WORK REQUIRED: Write out the records again, exactly, leaving none out.

PROVIDED MATERIAL:

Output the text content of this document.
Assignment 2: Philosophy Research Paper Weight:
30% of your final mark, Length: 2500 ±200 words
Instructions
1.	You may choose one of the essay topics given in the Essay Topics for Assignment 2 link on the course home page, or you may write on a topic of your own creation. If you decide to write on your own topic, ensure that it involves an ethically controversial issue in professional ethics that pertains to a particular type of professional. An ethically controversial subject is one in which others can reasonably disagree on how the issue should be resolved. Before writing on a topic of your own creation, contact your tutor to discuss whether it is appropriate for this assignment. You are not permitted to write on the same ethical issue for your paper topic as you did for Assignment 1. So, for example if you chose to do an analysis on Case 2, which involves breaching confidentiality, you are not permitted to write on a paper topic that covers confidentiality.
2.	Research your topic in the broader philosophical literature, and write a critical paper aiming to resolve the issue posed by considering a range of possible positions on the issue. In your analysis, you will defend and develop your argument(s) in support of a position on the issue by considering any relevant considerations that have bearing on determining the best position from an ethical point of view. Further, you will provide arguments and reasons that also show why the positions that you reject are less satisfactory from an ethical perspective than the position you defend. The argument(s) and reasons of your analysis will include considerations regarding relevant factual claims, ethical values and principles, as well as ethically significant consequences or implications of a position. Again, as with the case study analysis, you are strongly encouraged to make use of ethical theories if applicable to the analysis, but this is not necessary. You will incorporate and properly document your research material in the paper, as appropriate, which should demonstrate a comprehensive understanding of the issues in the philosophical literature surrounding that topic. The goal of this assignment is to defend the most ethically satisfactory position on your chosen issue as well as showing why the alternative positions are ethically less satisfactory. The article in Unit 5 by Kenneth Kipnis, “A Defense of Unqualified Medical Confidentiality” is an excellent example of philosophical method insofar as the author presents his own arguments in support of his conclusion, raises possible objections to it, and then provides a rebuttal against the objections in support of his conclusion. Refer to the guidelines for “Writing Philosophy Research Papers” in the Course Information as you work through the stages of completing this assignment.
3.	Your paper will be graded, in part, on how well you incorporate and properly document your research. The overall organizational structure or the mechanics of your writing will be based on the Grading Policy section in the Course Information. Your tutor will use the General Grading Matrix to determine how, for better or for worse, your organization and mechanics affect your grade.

TASK SOLUTION:
Output the text content of this document.
Assignment 2: Philosophy Research Paper Weight:
30% of your final mark, Length: 2500 ±200 words
Instructions
1.	You may choose one of the essay topics given in the Essay Topics for Assignment 2 link on the course home page, or you may write on a topic of your own creation. If you decide to write on your own topic, ensure that it involves an ethically controversial issue in professional ethics that pertains to a particular type of professional. An ethically controversial subject is one in which others can reasonably disagree on how the issue should be resolved. Before writing on a topic of your own creation, contact your tutor to discuss whether it is appropriate for this assignment. You are not permitted to write on the same ethical issue for your paper topic as you did for Assignment 1. So, for example if you chose to do an analysis on Case 2, which involves breaching confidentiality, you are not permitted to write on a paper topic that covers confidentiality.
2.	Research your topic in the broader philosophical literature, and write a critical paper aiming to resolve the issue posed by considering a range of possible positions on the issue. In your analysis, you will defend and develop your argument(s) in support of a position on the issue by considering any relevant considerations that have bearing on determining the best position from an ethical point of view. Further, you will provide arguments and reasons that also show why the positions that you reject are less satisfactory from an ethical perspective than the position you defend. The argument(s) and reasons of your analysis will include considerations regarding relevant factual claims, ethical values and principles, as well as ethically significant consequences or implications of a position. Again, as with the case study analysis, you are strongly encouraged to make use of ethical theories if applicable to the analysis, but this is not necessary. You will incorporate and properly document your research material in the paper, as appropriate, which should demonstrate a comprehensive understanding of the issues in the philosophical literature surrounding that topic. The goal of this assignment is to defend the most ethically satisfactory position on your chosen issue as well as showing why the alternative positions are ethically less satisfactory. The article in Unit 5 by Kenneth Kipnis, “A Defense of Unqualified Medical Confidentiality” is an excellent example of philosophical method insofar as the author presents his own arguments in support of his conclusion, raises possible objections to it, and then provides a rebuttal against the objections in support of his conclusion. Refer to the guidelines for “Writing Philosophy Research Papers” in the Course Information as you work through the stages of completing this assignment.
3.	Your paper will be graded, in part, on how well you incorporate and properly document your research. The overall organizational structure or the mechanics of your writing will be based on the Grading Policy section in the Course Information. Your tutor will use the General Grading Matrix to determine how, for better or for worse, your organization and mechanics affect your grade.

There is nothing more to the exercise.